* Exercise description
Each line should be copied exactly.

* Data supplied

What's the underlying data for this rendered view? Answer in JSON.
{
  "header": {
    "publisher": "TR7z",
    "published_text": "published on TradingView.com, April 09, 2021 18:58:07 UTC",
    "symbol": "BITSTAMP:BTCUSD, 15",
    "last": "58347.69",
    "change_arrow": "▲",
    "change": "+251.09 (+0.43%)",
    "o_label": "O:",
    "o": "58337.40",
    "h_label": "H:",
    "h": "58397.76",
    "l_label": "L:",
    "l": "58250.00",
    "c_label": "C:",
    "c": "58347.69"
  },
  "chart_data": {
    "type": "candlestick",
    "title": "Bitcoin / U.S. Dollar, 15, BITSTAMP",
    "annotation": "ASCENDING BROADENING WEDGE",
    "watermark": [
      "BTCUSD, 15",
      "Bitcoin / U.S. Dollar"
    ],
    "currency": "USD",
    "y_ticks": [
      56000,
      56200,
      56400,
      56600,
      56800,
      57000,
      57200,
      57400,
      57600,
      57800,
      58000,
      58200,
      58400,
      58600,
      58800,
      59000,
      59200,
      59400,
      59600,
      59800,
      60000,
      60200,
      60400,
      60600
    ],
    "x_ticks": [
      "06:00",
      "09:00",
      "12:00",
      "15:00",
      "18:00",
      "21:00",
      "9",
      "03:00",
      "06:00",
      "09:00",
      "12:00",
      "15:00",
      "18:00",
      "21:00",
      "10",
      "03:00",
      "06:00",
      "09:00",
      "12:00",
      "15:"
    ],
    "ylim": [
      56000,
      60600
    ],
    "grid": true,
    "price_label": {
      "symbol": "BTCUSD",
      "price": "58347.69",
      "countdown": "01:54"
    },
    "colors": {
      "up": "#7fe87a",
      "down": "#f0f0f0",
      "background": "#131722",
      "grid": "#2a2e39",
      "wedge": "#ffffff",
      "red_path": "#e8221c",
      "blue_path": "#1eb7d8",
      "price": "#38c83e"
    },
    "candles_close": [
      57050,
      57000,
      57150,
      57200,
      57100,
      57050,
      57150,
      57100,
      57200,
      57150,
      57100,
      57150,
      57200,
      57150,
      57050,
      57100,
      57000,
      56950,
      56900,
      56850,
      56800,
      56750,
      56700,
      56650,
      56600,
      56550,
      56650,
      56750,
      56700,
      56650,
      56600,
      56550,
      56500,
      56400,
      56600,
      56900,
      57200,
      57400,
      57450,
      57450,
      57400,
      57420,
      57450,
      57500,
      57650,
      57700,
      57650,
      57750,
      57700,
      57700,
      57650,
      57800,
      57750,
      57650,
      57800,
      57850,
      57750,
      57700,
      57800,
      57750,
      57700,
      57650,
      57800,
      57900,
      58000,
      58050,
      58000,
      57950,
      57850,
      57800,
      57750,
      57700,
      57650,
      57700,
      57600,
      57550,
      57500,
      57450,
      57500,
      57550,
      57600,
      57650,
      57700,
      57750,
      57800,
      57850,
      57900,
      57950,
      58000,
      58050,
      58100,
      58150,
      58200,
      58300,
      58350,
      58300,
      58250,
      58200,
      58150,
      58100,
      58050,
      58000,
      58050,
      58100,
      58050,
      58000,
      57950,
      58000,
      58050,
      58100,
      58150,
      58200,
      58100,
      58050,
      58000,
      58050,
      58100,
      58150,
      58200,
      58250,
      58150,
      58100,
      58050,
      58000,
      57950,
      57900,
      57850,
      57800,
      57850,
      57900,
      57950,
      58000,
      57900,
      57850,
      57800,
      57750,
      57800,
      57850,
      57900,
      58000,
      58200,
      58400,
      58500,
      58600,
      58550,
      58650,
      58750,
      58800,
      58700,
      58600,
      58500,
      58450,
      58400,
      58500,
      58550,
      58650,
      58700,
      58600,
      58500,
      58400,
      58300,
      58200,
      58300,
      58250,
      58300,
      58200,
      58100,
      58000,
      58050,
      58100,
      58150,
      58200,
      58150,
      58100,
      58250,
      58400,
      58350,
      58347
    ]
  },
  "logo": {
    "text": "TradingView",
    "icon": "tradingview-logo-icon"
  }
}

* Answer for this exercise
What's the underlying data for this rendered view? Answer in JSON.
{
  "header": {
    "publisher": "TR7z",
    "published_text": "published on TradingView.com, April 09, 2021 18:58:07 UTC",
    "symbol": "BITSTAMP:BTCUSD, 15",
    "last": "58347.69",
    "change_arrow": "▲",
    "change": "+251.09 (+0.43%)",
    "o_label": "O:",
    "o": "58337.40",
    "h_label": "H:",
    "h": "58397.76",
    "l_label": "L:",
    "l": "58250.00",
    "c_label": "C:",
    "c": "58347.69"
  },
  "chart_data": {
    "type": "candlestick",
    "title": "Bitcoin / U.S. Dollar, 15, BITSTAMP",
    "annotation": "ASCENDING BROADENING WEDGE",
    "watermark": [
      "BTCUSD, 15",
      "Bitcoin / U.S. Dollar"
    ],
    "currency": "USD",
    "y_ticks": [
      56000,
      56200,
      56400,
      56600,
      56800,
      57000,
      57200,
      57400,
      57600,
      57800,
      58000,
      58200,
      58400,
      58600,
      58800,
      59000,
      59200,
      59400,
      59600,
      59800,
      60000,
      60200,
      60400,
      60600
    ],
    "x_ticks": [
      "06:00",
      "09:00",
      "12:00",
      "15:00",
      "18:00",
      "21:00",
      "9",
      "03:00",
      "06:00",
      "09:00",
      "12:00",
      "15:00",
      "18:00",
      "21:00",
      "10",
      "03:00",
      "06:00",
      "09:00",
      "12:00",
      "15:"
    ],
    "ylim": [
      56000,
      60600
    ],
    "grid": true,
    "price_label": {
      "symbol": "BTCUSD",
      "price": "58347.69",
      "countdown": "01:54"
    },
    "colors": {
      "up": "#7fe87a",
      "down": "#f0f0f0",
      "background": "#131722",
      "grid": "#2a2e39",
      "wedge": "#ffffff",
      "red_path": "#e8221c",
      "blue_path": "#1eb7d8",
      "price": "#38c83e"
    },
    "candles_close": [
      57050,
      57000,
      57150,
      57200,
      57100,
      57050,
      57150,
      57100,
      57200,
      57150,
      57100,
      57150,
      57200,
      57150,
      57050,
      57100,
      57000,
      56950,
      56900,
      56850,
      56800,
      56750,
      56700,
      56650,
      56600,
      56550,
      56650,
      56750,
      56700,
      56650,
      56600,
      56550,
      56500,
      56400,
      56600,
      56900,
      57200,
      57400,
      57450,
      57450,
      57400,
      57420,
      57450,
      57500,
      57650,
      57700,
      57650,
      57750,
      57700,
      57700,
      57650,
      57800,
      57750,
      57650,
      57800,
      57850,
      57750,
      57700,
      57800,
      57750,
      57700,
      57650,
      57800,
      57900,
      58000,
      58050,
      58000,
      57950,
      57850,
      57800,
      57750,
      57700,
      57650,
      57700,
      57600,
      57550,
      57500,
      57450,
      57500,
      57550,
      57600,
      57650,
      57700,
      57750,
      57800,
      57850,
      57900,
      57950,
      58000,
      58050,
      58100,
      58150,
      58200,
      58300,
      58350,
      58300,
      58250,
      58200,
      58150,
      58100,
      58050,
      58000,
      58050,
      58100,
      58050,
      58000,
      57950,
      58000,
      58050,
      58100,
      58150,
      58200,
      58100,
      58050,
      58000,
      58050,
      58100,
      58150,
      58200,
      58250,
      58150,
      58100,
      58050,
      58000,
      57950,
      57900,
      57850,
      57800,
      57850,
      57900,
      57950,
      58000,
      57900,
      57850,
      57800,
      57750,
      57800,
      57850,
      57900,
      58000,
      58200,
      58400,
      58500,
      58600,
      58550,
      58650,
      58750,
      58800,
      58700,
      58600,
      58500,
      58450,
      58400,
      58500,
      58550,
      58650,
      58700,
      58600,
      58500,
      58400,
      58300,
      58200,
      58300,
      58250,
      58300,
      58200,
      58100,
      58000,
      58050,
      58100,
      58150,
      58200,
      58150,
      58100,
      58250,
      58400,
      58350,
      58347
    ]
  },
  "logo": {
    "text": "TradingView",
    "icon": "tradingview-logo-icon"
  }
}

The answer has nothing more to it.